§ **Given data**
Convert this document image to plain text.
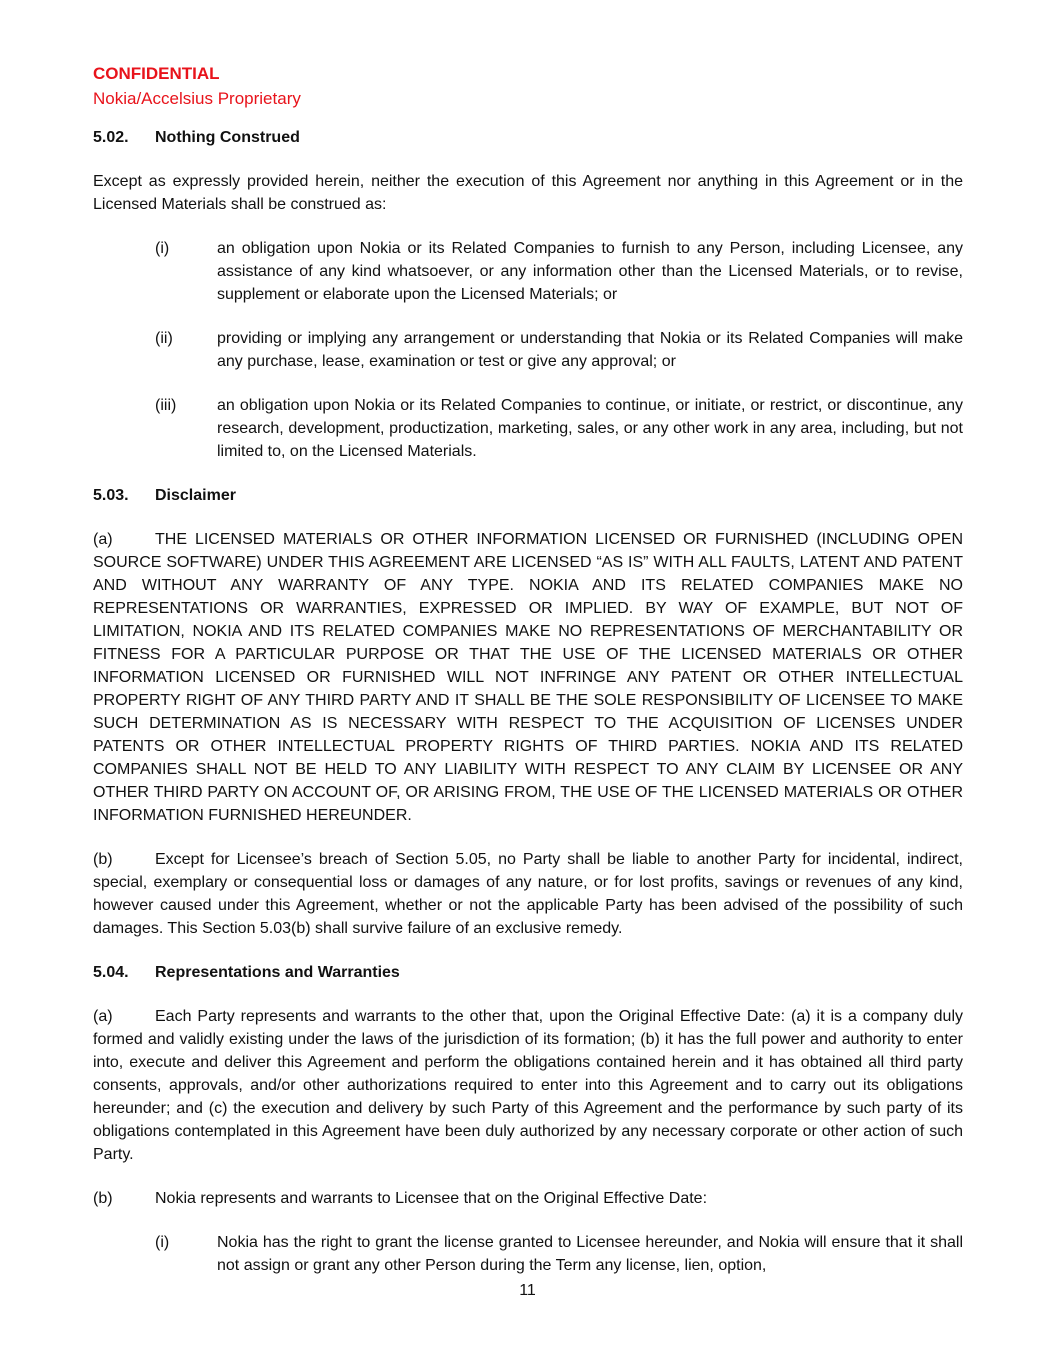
CONFIDENTIAL
Nokia/Accelsius Proprietary
5.02.	Nothing Construed

Except as expressly provided herein, neither the execution of this Agreement nor anything in this Agreement or in the Licensed Materials shall be construed as:

(i)	an obligation upon Nokia or its Related Companies to furnish to any Person, including Licensee, any assistance of any kind whatsoever, or any information other than the Licensed Materials, or to revise, supplement or elaborate upon the Licensed Materials; or
(ii)	providing or implying any arrangement or understanding that Nokia or its Related Companies will make any purchase, lease, examination or test or give any approval; or
(iii)	an obligation upon Nokia or its Related Companies to continue, or initiate, or restrict, or discontinue, any research, development, productization, marketing, sales, or any other work in any area, including, but not limited to, on the Licensed Materials.
5.03.	Disclaimer

(a)	THE LICENSED MATERIALS OR OTHER INFORMATION LICENSED OR FURNISHED (INCLUDING OPEN SOURCE SOFTWARE) UNDER THIS AGREEMENT ARE LICENSED “AS IS” WITH ALL FAULTS, LATENT AND PATENT AND WITHOUT ANY WARRANTY OF ANY TYPE. NOKIA AND ITS RELATED COMPANIES MAKE NO REPRESENTATIONS OR WARRANTIES, EXPRESSED OR IMPLIED. BY WAY OF EXAMPLE, BUT NOT OF LIMITATION, NOKIA AND ITS RELATED COMPANIES MAKE NO REPRESENTATIONS OF MERCHANTABILITY OR FITNESS FOR A PARTICULAR PURPOSE OR THAT THE USE OF THE LICENSED MATERIALS OR OTHER INFORMATION LICENSED OR FURNISHED WILL NOT INFRINGE ANY PATENT OR OTHER INTELLECTUAL PROPERTY RIGHT OF ANY THIRD PARTY AND IT SHALL BE THE SOLE RESPONSIBILITY OF LICENSEE TO MAKE SUCH DETERMINATION AS IS NECESSARY WITH RESPECT TO THE ACQUISITION OF LICENSES UNDER PATENTS OR OTHER INTELLECTUAL PROPERTY RIGHTS OF THIRD PARTIES. NOKIA AND ITS RELATED COMPANIES SHALL NOT BE HELD TO ANY LIABILITY WITH RESPECT TO ANY CLAIM BY LICENSEE OR ANY OTHER THIRD PARTY ON ACCOUNT OF, OR ARISING FROM, THE USE OF THE LICENSED MATERIALS OR OTHER INFORMATION FURNISHED HEREUNDER.

(b)	Except for Licensee’s breach of Section 5.05, no Party shall be liable to another Party for incidental, indirect, special, exemplary or consequential loss or damages of any nature, or for lost profits, savings or revenues of any kind, however caused under this Agreement, whether or not the applicable Party has been advised of the possibility of such damages. This Section 5.03(b) shall survive failure of an exclusive remedy.

5.04.	Representations and Warranties

(a)	Each Party represents and warrants to the other that, upon the Original Effective Date: (a) it is a company duly formed and validly existing under the laws of the jurisdiction of its formation; (b) it has the full power and authority to enter into, execute and deliver this Agreement and perform the obligations contained herein and it has obtained all third party consents, approvals, and/or other authorizations required to enter into this Agreement and to carry out its obligations hereunder; and (c) the execution and delivery by such Party of this Agreement and the performance by such party of its obligations contemplated in this Agreement have been duly authorized by any necessary corporate or other action of such Party.

(b)	Nokia represents and warrants to Licensee that on the Original Effective Date:

(i)	Nokia has the right to grant the license granted to Licensee hereunder, and Nokia will ensure that it shall not assign or grant any other Person during the Term any license, lien, option,
11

§ **Aim**
Set every line down exactly as written, leaving each picture out.

§ **The response**
Convert this document image to plain text.
CONFIDENTIAL
Nokia/Accelsius Proprietary
5.02.	Nothing Construed

Except as expressly provided herein, neither the execution of this Agreement nor anything in this Agreement or in the Licensed Materials shall be construed as:

(i)	an obligation upon Nokia or its Related Companies to furnish to any Person, including Licensee, any assistance of any kind whatsoever, or any information other than the Licensed Materials, or to revise, supplement or elaborate upon the Licensed Materials; or
(ii)	providing or implying any arrangement or understanding that Nokia or its Related Companies will make any purchase, lease, examination or test or give any approval; or
(iii)	an obligation upon Nokia or its Related Companies to continue, or initiate, or restrict, or discontinue, any research, development, productization, marketing, sales, or any other work in any area, including, but not limited to, on the Licensed Materials.
5.03.	Disclaimer

(a)	THE LICENSED MATERIALS OR OTHER INFORMATION LICENSED OR FURNISHED (INCLUDING OPEN SOURCE SOFTWARE) UNDER THIS AGREEMENT ARE LICENSED “AS IS” WITH ALL FAULTS, LATENT AND PATENT AND WITHOUT ANY WARRANTY OF ANY TYPE. NOKIA AND ITS RELATED COMPANIES MAKE NO REPRESENTATIONS OR WARRANTIES, EXPRESSED OR IMPLIED. BY WAY OF EXAMPLE, BUT NOT OF LIMITATION, NOKIA AND ITS RELATED COMPANIES MAKE NO REPRESENTATIONS OF MERCHANTABILITY OR FITNESS FOR A PARTICULAR PURPOSE OR THAT THE USE OF THE LICENSED MATERIALS OR OTHER INFORMATION LICENSED OR FURNISHED WILL NOT INFRINGE ANY PATENT OR OTHER INTELLECTUAL PROPERTY RIGHT OF ANY THIRD PARTY AND IT SHALL BE THE SOLE RESPONSIBILITY OF LICENSEE TO MAKE SUCH DETERMINATION AS IS NECESSARY WITH RESPECT TO THE ACQUISITION OF LICENSES UNDER PATENTS OR OTHER INTELLECTUAL PROPERTY RIGHTS OF THIRD PARTIES. NOKIA AND ITS RELATED COMPANIES SHALL NOT BE HELD TO ANY LIABILITY WITH RESPECT TO ANY CLAIM BY LICENSEE OR ANY OTHER THIRD PARTY ON ACCOUNT OF, OR ARISING FROM, THE USE OF THE LICENSED MATERIALS OR OTHER INFORMATION FURNISHED HEREUNDER.

(b)	Except for Licensee’s breach of Section 5.05, no Party shall be liable to another Party for incidental, indirect, special, exemplary or consequential loss or damages of any nature, or for lost profits, savings or revenues of any kind, however caused under this Agreement, whether or not the applicable Party has been advised of the possibility of such damages. This Section 5.03(b) shall survive failure of an exclusive remedy.

5.04.	Representations and Warranties

(a)	Each Party represents and warrants to the other that, upon the Original Effective Date: (a) it is a company duly formed and validly existing under the laws of the jurisdiction of its formation; (b) it has the full power and authority to enter into, execute and deliver this Agreement and perform the obligations contained herein and it has obtained all third party consents, approvals, and/or other authorizations required to enter into this Agreement and to carry out its obligations hereunder; and (c) the execution and delivery by such Party of this Agreement and the performance by such party of its obligations contemplated in this Agreement have been duly authorized by any necessary corporate or other action of such Party.

(b)	Nokia represents and warrants to Licensee that on the Original Effective Date:

(i)	Nokia has the right to grant the license granted to Licensee hereunder, and Nokia will ensure that it shall not assign or grant any other Person during the Term any license, lien, option,
11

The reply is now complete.